◆ TO BE DONE:
Show all lines holding "قائم".

### SUPPLIED RECORDS ###

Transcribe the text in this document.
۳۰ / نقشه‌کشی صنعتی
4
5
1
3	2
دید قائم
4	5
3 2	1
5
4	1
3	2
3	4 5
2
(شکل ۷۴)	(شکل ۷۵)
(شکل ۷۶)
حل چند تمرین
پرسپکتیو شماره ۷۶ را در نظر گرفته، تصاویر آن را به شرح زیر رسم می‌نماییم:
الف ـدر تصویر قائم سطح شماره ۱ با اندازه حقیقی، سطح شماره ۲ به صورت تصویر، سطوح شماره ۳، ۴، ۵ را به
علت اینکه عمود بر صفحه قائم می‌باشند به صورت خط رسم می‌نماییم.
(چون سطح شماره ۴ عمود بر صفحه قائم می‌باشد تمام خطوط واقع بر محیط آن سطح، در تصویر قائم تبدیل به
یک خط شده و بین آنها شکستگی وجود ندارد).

###

◆ COMPLETED EXERCISE:
دید قائم
الف ـدر تصویر قائم سطح شماره ۱ با اندازه حقیقی، سطح شماره ۲ به صورت تصویر، سطوح شماره ۳، ۴، ۵ را به
علت اینکه عمود بر صفحه قائم می‌باشند به صورت خط رسم می‌نماییم.
(چون سطح شماره ۴ عمود بر صفحه قائم می‌باشد تمام خطوط واقع بر محیط آن سطح، در تصویر قائم تبدیل به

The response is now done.